- **YOUR GOAL**
Copy every line in the records below that contains the word "若镜头的焦距为".

Dataset items
──────
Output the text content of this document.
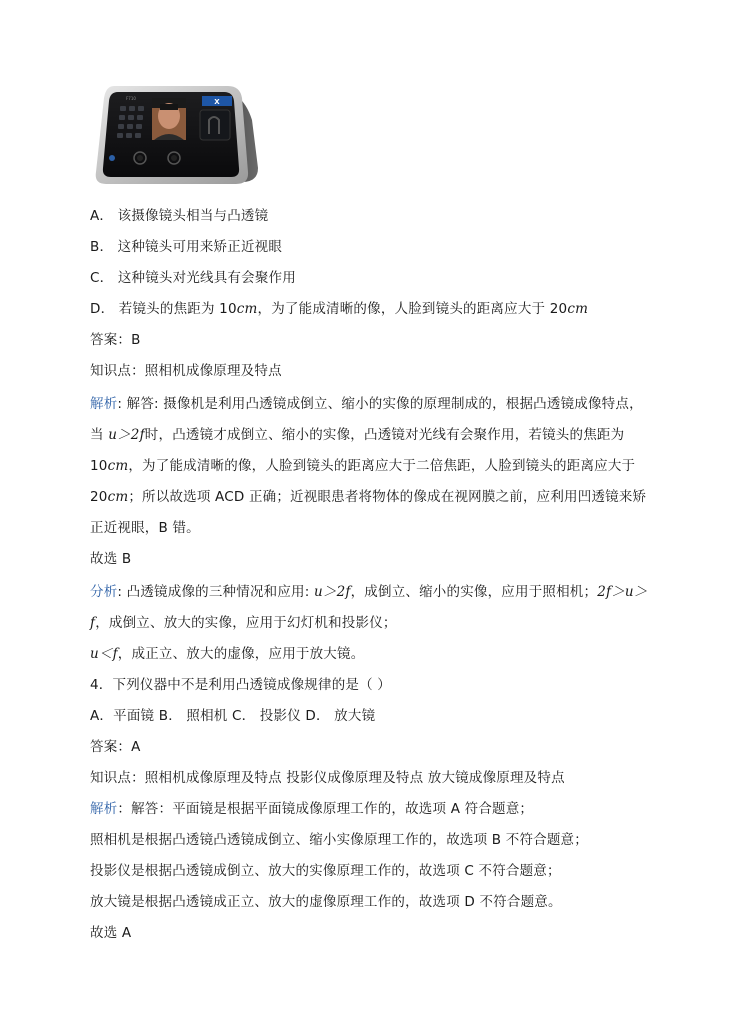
X
F710
A． 该摄像镜头相当与凸透镜
B． 这种镜头可用来矫正近视眼
C． 这种镜头对光线具有会聚作用
D． 若镜头的焦距为 10cm，为了能成清晰的像，人脸到镜头的距离应大于 20cm
答案：B
知识点：照相机成像原理及特点
解析: 解答: 摄像机是利用凸透镜成倒立、缩小的实像的原理制成的，根据凸透镜成像特点，
当 u＞2f时，凸透镜才成倒立、缩小的实像，凸透镜对光线有会聚作用，若镜头的焦距为
10cm，为了能成清晰的像，人脸到镜头的距离应大于二倍焦距，人脸到镜头的距离应大于
20cm；所以故选项 ACD 正确；近视眼患者将物体的像成在视网膜之前，应利用凹透镜来矫
正近视眼，B 错。
故选 B
分析: 凸透镜成像的三种情况和应用: u＞2f，成倒立、缩小的实像，应用于照相机；2f＞u＞
f，成倒立、放大的实像，应用于幻灯机和投影仪；
u＜f，成正立、放大的虚像，应用于放大镜。
4．下列仪器中不是利用凸透镜成像规律的是（ ）
A．平面镜 B． 照相机 C． 投影仪 D． 放大镜
答案：A
知识点：照相机成像原理及特点 投影仪成像原理及特点 放大镜成像原理及特点
解析：解答：平面镜是根据平面镜成像原理工作的，故选项 A 符合题意；
照相机是根据凸透镜凸透镜成倒立、缩小实像原理工作的，故选项 B 不符合题意；
投影仪是根据凸透镜成倒立、放大的实像原理工作的，故选项 C 不符合题意；
放大镜是根据凸透镜成正立、放大的虚像原理工作的，故选项 D 不符合题意。
故选 A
──────
- **SOLUTION FOR THIS PROBLEM**
D． 若镜头的焦距为 10cm，为了能成清晰的像，人脸到镜头的距离应大于 20cm
当 u＞2f时，凸透镜才成倒立、缩小的实像，凸透镜对光线有会聚作用，若镜头的焦距为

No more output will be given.